# YOUR GOAL:
Go through the entries below, tally each line with the string "elementaria", and give the final number by itself.

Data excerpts
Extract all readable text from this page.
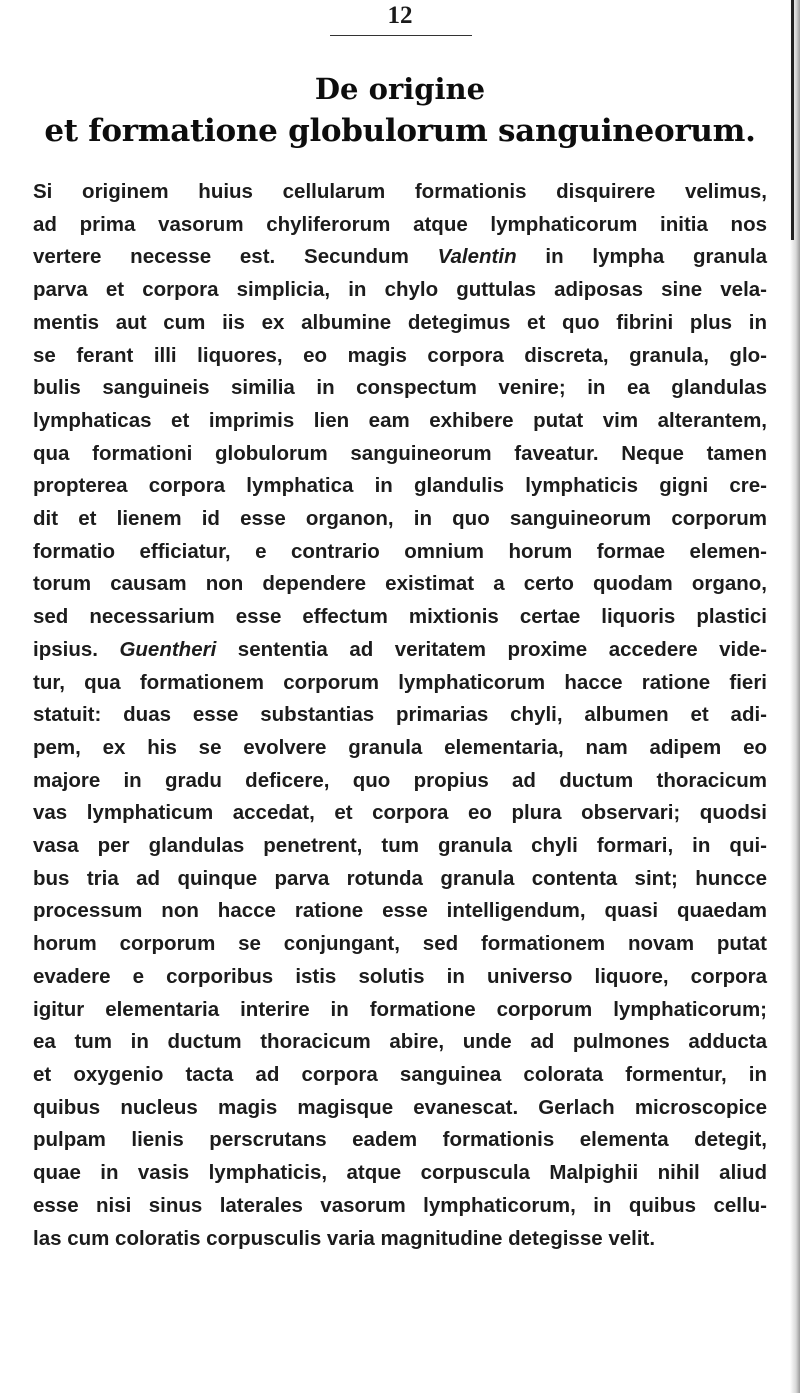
12
De origine
et formatione globulorum sanguineorum.
Si originem huius cellularum formationis disquirere velimus,
ad prima vasorum chyliferorum atque lymphaticorum initia nos
vertere necesse est. Secundum Valentin in lympha granula
parva et corpora simplicia, in chylo guttulas adiposas sine vela-
mentis aut cum iis ex albumine detegimus et quo fibrini plus in
se ferant illi liquores, eo magis corpora discreta, granula, glo-
bulis sanguineis similia in conspectum venire; in ea glandulas
lymphaticas et imprimis lien eam exhibere putat vim alterantem,
qua formationi globulorum sanguineorum faveatur. Neque tamen
propterea corpora lymphatica in glandulis lymphaticis gigni cre-
dit et lienem id esse organon, in quo sanguineorum corporum
formatio efficiatur, e contrario omnium horum formae elemen-
torum causam non dependere existimat a certo quodam organo,
sed necessarium esse effectum mixtionis certae liquoris plastici
ipsius. Guentheri sententia ad veritatem proxime accedere vide-
tur, qua formationem corporum lymphaticorum hacce ratione fieri
statuit: duas esse substantias primarias chyli, albumen et adi-
pem, ex his se evolvere granula elementaria, nam adipem eo
majore in gradu deficere, quo propius ad ductum thoracicum
vas lymphaticum accedat, et corpora eo plura observari; quodsi
vasa per glandulas penetrent, tum granula chyli formari, in qui-
bus tria ad quinque parva rotunda granula contenta sint; huncce
processum non hacce ratione esse intelligendum, quasi quaedam
horum corporum se conjungant, sed formationem novam putat
evadere e corporibus istis solutis in universo liquore, corpora
igitur elementaria interire in formatione corporum lymphaticorum;
ea tum in ductum thoracicum abire, unde ad pulmones adducta
et oxygenio tacta ad corpora sanguinea colorata formentur, in
quibus nucleus magis magisque evanescat. Gerlach microscopice
pulpam lienis perscrutans eadem formationis elementa detegit,
quae in vasis lymphaticis, atque corpuscula Malpighii nihil aliud
esse nisi sinus laterales vasorum lymphaticorum, in quibus cellu-
las cum coloratis corpusculis varia magnitudine detegisse velit.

# ANSWER TO THE EXERCISE:
2